(Chart and figure data)
··········

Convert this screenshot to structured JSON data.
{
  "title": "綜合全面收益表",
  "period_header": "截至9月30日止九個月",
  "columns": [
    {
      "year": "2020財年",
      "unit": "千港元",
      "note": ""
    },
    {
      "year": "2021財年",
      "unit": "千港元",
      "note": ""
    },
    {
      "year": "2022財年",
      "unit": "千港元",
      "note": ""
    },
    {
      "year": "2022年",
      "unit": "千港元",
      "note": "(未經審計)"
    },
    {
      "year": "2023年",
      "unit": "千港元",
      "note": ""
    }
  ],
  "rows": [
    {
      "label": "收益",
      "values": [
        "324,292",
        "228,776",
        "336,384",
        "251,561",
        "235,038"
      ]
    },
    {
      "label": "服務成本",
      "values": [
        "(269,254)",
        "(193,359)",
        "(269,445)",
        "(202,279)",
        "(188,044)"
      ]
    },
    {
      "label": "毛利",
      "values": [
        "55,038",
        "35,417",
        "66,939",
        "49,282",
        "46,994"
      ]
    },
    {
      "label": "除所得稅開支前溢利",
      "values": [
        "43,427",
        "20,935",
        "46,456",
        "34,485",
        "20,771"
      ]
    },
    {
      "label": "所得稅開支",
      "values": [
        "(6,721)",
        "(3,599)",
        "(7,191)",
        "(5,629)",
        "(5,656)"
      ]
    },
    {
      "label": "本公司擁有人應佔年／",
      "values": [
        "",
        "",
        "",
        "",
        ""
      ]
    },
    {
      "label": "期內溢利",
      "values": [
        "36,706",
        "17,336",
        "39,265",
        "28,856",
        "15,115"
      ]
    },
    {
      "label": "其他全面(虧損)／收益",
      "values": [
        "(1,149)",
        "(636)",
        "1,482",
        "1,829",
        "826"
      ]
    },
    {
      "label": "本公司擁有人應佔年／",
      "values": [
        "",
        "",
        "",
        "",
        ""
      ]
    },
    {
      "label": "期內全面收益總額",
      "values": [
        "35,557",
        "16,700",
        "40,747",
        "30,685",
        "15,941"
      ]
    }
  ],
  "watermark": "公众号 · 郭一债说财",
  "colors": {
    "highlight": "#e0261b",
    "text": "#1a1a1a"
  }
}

··········

Reproduce the listing in full. Keep it exactly as written.

Convert this screenshot to structured JSON data.
{
  "title": "綜合全面收益表",
  "period_header": "截至9月30日止九個月",
  "columns": [
    {
      "year": "2020財年",
      "unit": "千港元",
      "note": ""
    },
    {
      "year": "2021財年",
      "unit": "千港元",
      "note": ""
    },
    {
      "year": "2022財年",
      "unit": "千港元",
      "note": ""
    },
    {
      "year": "2022年",
      "unit": "千港元",
      "note": "(未經審計)"
    },
    {
      "year": "2023年",
      "unit": "千港元",
      "note": ""
    }
  ],
  "rows": [
    {
      "label": "收益",
      "values": [
        "324,292",
        "228,776",
        "336,384",
        "251,561",
        "235,038"
      ]
    },
    {
      "label": "服務成本",
      "values": [
        "(269,254)",
        "(193,359)",
        "(269,445)",
        "(202,279)",
        "(188,044)"
      ]
    },
    {
      "label": "毛利",
      "values": [
        "55,038",
        "35,417",
        "66,939",
        "49,282",
        "46,994"
      ]
    },
    {
      "label": "除所得稅開支前溢利",
      "values": [
        "43,427",
        "20,935",
        "46,456",
        "34,485",
        "20,771"
      ]
    },
    {
      "label": "所得稅開支",
      "values": [
        "(6,721)",
        "(3,599)",
        "(7,191)",
        "(5,629)",
        "(5,656)"
      ]
    },
    {
      "label": "本公司擁有人應佔年／",
      "values": [
        "",
        "",
        "",
        "",
        ""
      ]
    },
    {
      "label": "期內溢利",
      "values": [
        "36,706",
        "17,336",
        "39,265",
        "28,856",
        "15,115"
      ]
    },
    {
      "label": "其他全面(虧損)／收益",
      "values": [
        "(1,149)",
        "(636)",
        "1,482",
        "1,829",
        "826"
      ]
    },
    {
      "label": "本公司擁有人應佔年／",
      "values": [
        "",
        "",
        "",
        "",
        ""
      ]
    },
    {
      "label": "期內全面收益總額",
      "values": [
        "35,557",
        "16,700",
        "40,747",
        "30,685",
        "15,941"
      ]
    }
  ],
  "watermark": "公众号 · 郭一债说财",
  "colors": {
    "highlight": "#e0261b",
    "text": "#1a1a1a"
  }
}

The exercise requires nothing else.